*WHAT IS NEEDED*:
Go through the data below and gather each line containing "protoplasma".

*RECORDS FOR THE EXERCISE*:
** Start **

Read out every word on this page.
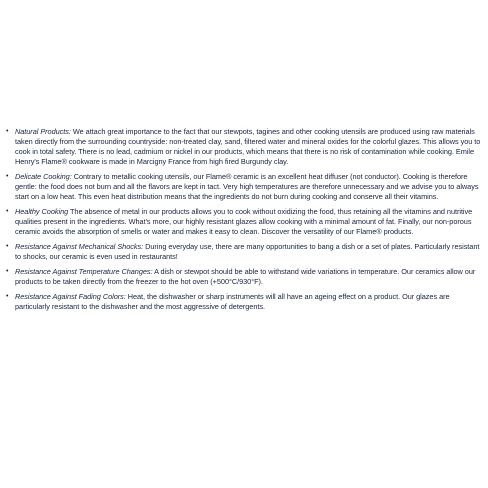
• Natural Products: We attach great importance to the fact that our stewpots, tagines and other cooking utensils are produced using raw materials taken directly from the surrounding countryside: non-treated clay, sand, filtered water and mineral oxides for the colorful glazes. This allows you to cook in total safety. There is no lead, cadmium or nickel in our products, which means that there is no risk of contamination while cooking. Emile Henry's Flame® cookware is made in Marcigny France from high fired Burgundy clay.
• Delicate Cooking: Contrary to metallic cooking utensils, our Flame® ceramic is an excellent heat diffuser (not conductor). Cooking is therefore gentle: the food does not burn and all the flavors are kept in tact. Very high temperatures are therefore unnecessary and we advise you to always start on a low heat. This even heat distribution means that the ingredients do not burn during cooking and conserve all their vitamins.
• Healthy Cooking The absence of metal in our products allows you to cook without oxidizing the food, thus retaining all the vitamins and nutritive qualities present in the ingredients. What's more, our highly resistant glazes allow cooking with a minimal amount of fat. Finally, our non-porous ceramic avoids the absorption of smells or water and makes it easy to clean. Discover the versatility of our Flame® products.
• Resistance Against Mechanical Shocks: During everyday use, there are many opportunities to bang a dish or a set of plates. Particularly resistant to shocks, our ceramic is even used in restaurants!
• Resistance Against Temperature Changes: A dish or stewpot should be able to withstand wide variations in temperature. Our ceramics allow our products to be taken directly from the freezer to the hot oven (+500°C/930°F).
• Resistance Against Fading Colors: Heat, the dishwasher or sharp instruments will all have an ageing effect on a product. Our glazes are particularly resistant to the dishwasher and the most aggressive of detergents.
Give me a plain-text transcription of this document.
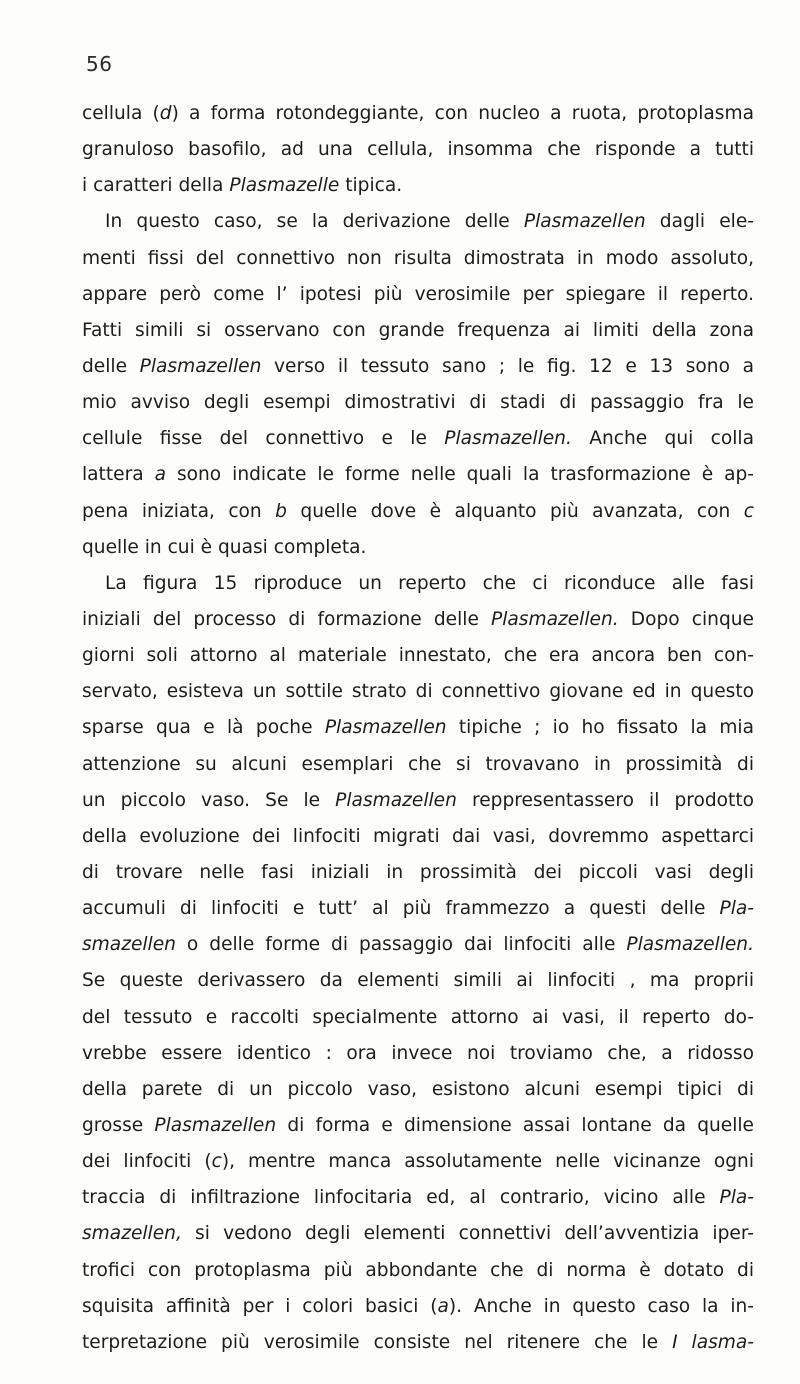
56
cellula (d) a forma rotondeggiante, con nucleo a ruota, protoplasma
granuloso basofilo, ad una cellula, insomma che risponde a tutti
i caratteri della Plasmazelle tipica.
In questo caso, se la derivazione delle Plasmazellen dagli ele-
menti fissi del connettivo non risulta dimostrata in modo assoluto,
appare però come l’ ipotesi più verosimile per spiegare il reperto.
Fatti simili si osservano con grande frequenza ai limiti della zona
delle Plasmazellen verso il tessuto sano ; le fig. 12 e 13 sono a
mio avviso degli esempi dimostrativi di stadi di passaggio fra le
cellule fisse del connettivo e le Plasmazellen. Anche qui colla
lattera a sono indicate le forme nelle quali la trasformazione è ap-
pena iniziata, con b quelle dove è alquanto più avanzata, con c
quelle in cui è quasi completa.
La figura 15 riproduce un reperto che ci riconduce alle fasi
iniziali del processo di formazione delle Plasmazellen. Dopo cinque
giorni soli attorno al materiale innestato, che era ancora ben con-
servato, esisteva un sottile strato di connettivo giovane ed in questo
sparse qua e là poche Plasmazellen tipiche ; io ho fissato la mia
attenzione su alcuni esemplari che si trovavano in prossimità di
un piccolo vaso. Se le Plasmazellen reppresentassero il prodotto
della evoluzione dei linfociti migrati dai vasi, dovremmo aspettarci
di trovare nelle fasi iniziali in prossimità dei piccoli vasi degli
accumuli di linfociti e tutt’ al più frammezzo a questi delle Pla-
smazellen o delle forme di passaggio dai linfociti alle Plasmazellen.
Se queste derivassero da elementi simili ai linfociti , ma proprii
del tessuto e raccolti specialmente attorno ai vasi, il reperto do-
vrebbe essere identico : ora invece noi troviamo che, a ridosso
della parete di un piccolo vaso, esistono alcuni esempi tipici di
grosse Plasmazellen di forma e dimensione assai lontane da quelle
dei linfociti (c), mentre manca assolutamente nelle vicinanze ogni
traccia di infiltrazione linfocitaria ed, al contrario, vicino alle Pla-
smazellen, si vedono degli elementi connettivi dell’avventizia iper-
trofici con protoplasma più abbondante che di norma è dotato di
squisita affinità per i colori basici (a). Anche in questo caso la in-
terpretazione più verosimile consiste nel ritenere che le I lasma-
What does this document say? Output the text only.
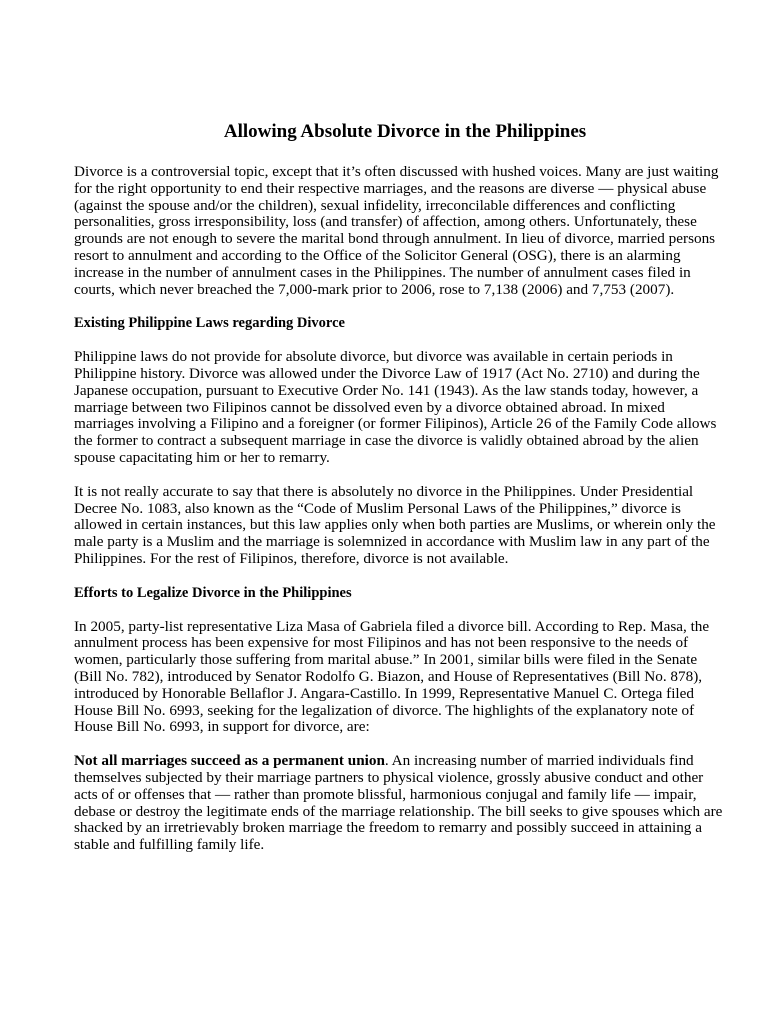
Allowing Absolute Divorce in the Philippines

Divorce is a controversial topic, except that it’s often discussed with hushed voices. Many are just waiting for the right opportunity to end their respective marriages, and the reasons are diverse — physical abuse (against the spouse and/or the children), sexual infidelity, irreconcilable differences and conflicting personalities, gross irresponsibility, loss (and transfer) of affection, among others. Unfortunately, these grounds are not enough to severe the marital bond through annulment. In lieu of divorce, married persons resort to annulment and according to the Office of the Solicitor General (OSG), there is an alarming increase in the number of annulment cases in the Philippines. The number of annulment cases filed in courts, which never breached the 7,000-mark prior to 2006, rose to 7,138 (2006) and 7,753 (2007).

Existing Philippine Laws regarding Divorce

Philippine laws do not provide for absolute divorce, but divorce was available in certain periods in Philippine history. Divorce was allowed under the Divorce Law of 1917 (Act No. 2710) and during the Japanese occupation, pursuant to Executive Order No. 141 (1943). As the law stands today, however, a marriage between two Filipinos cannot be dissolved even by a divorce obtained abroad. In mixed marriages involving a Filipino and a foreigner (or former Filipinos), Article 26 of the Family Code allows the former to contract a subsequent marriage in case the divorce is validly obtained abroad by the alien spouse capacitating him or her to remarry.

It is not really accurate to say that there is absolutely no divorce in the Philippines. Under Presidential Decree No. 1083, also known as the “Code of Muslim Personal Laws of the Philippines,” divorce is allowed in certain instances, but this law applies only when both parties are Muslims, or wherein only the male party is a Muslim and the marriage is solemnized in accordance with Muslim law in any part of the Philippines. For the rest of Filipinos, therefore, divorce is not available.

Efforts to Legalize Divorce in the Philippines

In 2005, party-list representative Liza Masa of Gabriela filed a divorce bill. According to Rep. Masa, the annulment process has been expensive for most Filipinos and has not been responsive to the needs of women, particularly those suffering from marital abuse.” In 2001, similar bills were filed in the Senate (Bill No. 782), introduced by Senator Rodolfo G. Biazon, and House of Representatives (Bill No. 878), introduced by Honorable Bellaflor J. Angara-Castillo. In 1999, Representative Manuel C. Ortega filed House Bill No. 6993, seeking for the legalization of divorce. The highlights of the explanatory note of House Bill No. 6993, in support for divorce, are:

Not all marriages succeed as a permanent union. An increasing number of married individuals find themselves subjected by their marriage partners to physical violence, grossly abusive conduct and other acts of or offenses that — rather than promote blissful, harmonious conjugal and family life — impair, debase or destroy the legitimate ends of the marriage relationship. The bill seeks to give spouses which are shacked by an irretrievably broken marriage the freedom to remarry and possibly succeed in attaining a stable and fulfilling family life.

** End **

*WRITTEN ANSWER*:
cellula (d) a forma rotondeggiante, con nucleo a ruota, protoplasma
trofici con protoplasma più abbondante che di norma è dotato di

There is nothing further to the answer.